START Material

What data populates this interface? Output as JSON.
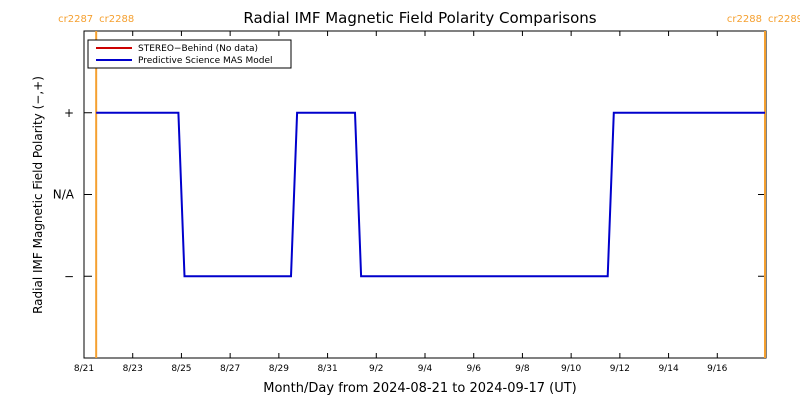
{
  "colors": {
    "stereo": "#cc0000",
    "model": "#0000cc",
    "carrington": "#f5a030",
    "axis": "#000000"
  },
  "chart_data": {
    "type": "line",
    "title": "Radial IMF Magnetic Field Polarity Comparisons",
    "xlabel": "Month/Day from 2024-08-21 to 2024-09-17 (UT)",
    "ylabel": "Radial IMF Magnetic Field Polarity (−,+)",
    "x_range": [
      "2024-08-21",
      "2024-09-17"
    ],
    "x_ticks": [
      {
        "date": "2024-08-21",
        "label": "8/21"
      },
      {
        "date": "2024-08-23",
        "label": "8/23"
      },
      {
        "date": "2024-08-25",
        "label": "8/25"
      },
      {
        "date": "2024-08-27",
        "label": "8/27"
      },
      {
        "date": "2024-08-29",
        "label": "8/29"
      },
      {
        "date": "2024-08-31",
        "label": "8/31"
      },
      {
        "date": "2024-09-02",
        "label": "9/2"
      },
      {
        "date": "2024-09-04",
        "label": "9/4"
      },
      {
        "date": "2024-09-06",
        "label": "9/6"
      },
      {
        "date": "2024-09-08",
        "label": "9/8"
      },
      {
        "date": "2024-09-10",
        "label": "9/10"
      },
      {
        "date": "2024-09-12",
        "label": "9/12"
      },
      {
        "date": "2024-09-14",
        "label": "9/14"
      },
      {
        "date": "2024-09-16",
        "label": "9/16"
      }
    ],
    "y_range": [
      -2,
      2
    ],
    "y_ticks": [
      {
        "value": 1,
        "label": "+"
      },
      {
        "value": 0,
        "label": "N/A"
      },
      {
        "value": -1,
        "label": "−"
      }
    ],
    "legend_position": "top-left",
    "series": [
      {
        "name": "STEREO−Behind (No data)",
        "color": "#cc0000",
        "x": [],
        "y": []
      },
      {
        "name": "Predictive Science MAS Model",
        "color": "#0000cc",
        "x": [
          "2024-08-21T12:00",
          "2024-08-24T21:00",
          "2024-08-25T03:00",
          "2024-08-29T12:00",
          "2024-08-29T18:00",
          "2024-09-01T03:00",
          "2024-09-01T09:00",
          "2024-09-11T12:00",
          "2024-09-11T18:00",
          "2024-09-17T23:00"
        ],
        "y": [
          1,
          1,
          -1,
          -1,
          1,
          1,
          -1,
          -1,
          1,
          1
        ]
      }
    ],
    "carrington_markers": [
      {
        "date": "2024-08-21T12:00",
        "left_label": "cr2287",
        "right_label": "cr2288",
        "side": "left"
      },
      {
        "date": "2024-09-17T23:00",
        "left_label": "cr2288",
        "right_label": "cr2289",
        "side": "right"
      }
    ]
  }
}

END Material
START Material

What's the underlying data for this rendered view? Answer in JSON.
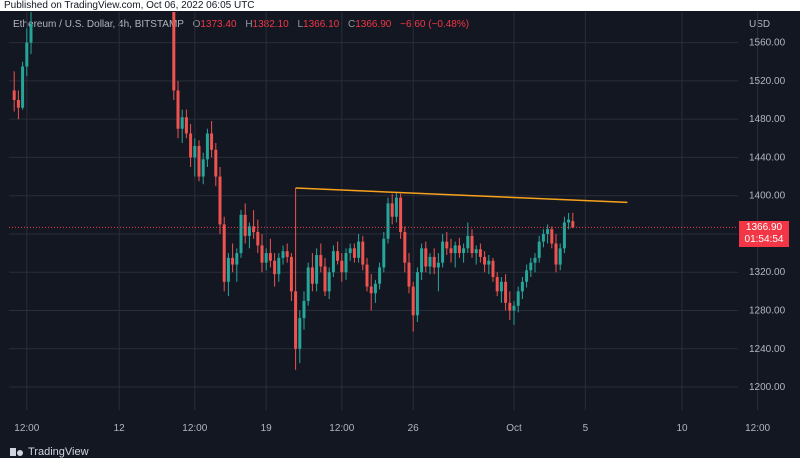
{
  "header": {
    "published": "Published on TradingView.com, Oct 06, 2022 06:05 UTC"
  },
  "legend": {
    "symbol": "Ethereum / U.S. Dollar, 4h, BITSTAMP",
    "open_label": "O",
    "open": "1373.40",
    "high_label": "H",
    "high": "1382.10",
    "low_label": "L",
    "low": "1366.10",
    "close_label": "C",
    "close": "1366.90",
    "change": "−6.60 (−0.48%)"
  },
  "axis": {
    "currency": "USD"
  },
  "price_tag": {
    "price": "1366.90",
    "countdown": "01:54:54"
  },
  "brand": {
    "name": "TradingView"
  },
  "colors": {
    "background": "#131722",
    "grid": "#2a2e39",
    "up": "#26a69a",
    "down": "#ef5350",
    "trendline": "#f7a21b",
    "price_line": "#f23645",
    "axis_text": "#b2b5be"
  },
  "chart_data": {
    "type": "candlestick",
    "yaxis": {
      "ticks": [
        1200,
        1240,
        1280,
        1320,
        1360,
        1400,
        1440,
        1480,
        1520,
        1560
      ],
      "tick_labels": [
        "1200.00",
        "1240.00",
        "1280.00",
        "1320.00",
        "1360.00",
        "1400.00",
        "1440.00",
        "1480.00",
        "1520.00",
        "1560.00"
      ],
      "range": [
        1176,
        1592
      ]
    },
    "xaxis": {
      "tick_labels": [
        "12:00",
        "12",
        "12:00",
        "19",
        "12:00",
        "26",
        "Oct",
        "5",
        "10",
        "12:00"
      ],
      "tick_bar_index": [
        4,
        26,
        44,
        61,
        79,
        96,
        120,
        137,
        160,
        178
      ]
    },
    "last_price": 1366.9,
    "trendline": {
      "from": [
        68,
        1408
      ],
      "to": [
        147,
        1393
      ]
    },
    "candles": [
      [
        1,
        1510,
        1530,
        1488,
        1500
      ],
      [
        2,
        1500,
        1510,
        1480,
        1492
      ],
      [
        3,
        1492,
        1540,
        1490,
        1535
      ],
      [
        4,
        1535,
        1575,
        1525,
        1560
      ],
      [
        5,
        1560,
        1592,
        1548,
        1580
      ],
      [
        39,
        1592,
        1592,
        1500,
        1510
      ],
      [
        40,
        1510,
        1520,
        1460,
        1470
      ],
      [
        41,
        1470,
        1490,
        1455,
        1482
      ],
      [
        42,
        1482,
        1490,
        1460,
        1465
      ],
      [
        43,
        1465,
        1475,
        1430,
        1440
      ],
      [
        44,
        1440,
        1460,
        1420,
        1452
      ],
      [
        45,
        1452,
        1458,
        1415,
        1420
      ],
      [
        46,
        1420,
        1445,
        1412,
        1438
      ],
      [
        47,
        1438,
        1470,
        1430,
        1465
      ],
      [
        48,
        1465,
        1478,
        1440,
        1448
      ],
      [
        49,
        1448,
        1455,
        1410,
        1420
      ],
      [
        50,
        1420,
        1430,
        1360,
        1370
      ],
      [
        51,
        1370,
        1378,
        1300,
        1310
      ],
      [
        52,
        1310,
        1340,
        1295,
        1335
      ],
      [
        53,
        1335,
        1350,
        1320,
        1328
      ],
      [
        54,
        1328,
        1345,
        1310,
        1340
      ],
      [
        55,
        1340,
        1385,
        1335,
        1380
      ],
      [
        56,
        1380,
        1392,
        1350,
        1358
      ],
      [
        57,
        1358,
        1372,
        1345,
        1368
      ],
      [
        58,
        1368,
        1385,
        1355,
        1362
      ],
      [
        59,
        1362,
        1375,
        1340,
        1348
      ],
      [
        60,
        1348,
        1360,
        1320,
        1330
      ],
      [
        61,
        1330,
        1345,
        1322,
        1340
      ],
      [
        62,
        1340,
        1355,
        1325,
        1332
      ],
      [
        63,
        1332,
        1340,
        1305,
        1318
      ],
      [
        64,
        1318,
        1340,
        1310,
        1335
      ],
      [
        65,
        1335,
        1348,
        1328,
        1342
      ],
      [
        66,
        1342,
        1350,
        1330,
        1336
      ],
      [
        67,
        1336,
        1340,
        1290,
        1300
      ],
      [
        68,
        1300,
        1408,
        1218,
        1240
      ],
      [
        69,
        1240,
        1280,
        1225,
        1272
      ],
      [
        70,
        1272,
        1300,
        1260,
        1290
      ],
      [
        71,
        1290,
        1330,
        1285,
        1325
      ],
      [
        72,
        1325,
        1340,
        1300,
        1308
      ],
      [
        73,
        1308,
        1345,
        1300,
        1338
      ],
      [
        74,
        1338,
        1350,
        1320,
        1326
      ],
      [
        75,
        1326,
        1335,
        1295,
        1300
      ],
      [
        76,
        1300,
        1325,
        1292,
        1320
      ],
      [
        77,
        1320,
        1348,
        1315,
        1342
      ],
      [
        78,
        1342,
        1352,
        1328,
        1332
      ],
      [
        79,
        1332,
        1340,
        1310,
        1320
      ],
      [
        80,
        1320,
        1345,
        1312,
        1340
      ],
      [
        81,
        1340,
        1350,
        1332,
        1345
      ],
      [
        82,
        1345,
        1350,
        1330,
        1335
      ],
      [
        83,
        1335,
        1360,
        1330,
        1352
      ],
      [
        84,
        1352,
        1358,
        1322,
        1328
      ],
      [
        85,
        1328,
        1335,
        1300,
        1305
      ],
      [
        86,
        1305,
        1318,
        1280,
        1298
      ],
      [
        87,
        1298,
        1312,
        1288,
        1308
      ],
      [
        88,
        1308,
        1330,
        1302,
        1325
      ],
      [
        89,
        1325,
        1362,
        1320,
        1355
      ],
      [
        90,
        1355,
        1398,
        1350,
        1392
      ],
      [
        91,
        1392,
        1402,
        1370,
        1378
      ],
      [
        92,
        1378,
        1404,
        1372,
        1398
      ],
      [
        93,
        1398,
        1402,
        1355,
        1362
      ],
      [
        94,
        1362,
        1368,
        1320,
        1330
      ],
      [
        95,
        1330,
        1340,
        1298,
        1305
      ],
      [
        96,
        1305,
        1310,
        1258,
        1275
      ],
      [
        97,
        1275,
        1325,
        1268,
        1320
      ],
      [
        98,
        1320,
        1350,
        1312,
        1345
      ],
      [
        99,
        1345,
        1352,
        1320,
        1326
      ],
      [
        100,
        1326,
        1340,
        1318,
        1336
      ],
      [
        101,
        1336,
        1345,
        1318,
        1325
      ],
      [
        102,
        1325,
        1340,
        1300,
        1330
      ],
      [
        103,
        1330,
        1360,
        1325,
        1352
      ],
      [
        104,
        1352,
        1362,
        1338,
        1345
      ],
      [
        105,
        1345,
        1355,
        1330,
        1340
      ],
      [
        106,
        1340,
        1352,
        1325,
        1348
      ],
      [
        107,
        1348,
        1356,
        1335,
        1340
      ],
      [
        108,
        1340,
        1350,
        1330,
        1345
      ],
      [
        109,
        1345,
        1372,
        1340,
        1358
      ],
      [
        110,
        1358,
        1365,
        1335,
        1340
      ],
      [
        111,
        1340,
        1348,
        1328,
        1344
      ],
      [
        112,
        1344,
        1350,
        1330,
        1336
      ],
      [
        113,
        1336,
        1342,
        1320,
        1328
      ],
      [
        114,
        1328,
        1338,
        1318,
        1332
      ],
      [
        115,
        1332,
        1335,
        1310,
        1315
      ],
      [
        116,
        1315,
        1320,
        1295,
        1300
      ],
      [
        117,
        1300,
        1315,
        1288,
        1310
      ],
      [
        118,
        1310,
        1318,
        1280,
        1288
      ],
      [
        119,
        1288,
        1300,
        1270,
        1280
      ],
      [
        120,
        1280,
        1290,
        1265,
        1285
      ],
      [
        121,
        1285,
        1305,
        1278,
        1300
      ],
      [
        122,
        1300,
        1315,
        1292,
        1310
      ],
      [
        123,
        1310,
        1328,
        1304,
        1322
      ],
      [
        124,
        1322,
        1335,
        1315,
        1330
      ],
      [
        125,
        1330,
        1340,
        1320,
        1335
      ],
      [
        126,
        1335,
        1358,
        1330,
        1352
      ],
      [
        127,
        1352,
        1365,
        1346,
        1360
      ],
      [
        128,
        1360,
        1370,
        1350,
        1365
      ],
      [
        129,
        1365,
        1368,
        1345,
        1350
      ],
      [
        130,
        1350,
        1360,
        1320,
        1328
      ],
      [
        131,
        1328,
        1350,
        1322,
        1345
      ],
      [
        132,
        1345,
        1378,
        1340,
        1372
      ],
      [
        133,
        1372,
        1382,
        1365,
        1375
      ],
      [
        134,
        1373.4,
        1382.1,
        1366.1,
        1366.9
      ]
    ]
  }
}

END Material

Aim of the exercise
Lines holding the word "Radial" in the entries above are the ones to pull out. Copy them all.

Final result
    "title": "Radial IMF Magnetic Field Polarity Comparisons",
    "ylabel": "Radial IMF Magnetic Field Polarity (−,+)",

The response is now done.